# START OF EXERCISE MATERIALS

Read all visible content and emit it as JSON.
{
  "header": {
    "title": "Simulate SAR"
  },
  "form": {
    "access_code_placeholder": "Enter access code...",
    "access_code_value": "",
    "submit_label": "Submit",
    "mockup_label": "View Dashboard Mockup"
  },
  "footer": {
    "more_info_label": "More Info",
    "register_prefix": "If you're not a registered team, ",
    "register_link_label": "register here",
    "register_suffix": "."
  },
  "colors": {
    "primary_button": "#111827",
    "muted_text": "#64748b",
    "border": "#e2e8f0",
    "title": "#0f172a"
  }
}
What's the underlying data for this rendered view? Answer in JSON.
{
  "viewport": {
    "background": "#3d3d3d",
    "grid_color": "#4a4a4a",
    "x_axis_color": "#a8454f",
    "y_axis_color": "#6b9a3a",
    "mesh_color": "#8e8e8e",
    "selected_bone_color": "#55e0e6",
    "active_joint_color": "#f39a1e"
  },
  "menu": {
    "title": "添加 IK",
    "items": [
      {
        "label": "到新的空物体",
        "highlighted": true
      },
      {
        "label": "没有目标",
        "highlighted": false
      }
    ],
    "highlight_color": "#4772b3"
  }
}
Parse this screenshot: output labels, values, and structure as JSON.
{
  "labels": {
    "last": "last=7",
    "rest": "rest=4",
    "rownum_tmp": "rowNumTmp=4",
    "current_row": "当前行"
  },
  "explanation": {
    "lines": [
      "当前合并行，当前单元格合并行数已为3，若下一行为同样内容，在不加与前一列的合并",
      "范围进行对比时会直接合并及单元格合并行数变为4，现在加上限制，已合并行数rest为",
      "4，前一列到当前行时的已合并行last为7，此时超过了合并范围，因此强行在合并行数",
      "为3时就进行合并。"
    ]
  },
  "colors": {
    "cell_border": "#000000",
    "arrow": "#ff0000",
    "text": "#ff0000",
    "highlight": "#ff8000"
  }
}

# END OF EXERCISE MATERIALS

YOUR INSTRUCTIONS: Restate the whole listing exactly, leaving out nothing.

ANSWER IN FULL:
Read all visible content and emit it as JSON.
{
  "header": {
    "title": "Simulate SAR"
  },
  "form": {
    "access_code_placeholder": "Enter access code...",
    "access_code_value": "",
    "submit_label": "Submit",
    "mockup_label": "View Dashboard Mockup"
  },
  "footer": {
    "more_info_label": "More Info",
    "register_prefix": "If you're not a registered team, ",
    "register_link_label": "register here",
    "register_suffix": "."
  },
  "colors": {
    "primary_button": "#111827",
    "muted_text": "#64748b",
    "border": "#e2e8f0",
    "title": "#0f172a"
  }
}
What's the underlying data for this rendered view? Answer in JSON.
{
  "viewport": {
    "background": "#3d3d3d",
    "grid_color": "#4a4a4a",
    "x_axis_color": "#a8454f",
    "y_axis_color": "#6b9a3a",
    "mesh_color": "#8e8e8e",
    "selected_bone_color": "#55e0e6",
    "active_joint_color": "#f39a1e"
  },
  "menu": {
    "title": "添加 IK",
    "items": [
      {
        "label": "到新的空物体",
        "highlighted": true
      },
      {
        "label": "没有目标",
        "highlighted": false
      }
    ],
    "highlight_color": "#4772b3"
  }
}
Parse this screenshot: output labels, values, and structure as JSON.
{
  "labels": {
    "last": "last=7",
    "rest": "rest=4",
    "rownum_tmp": "rowNumTmp=4",
    "current_row": "当前行"
  },
  "explanation": {
    "lines": [
      "当前合并行，当前单元格合并行数已为3，若下一行为同样内容，在不加与前一列的合并",
      "范围进行对比时会直接合并及单元格合并行数变为4，现在加上限制，已合并行数rest为",
      "4，前一列到当前行时的已合并行last为7，此时超过了合并范围，因此强行在合并行数",
      "为3时就进行合并。"
    ]
  },
  "colors": {
    "cell_border": "#000000",
    "arrow": "#ff0000",
    "text": "#ff0000",
    "highlight": "#ff8000"
  }
}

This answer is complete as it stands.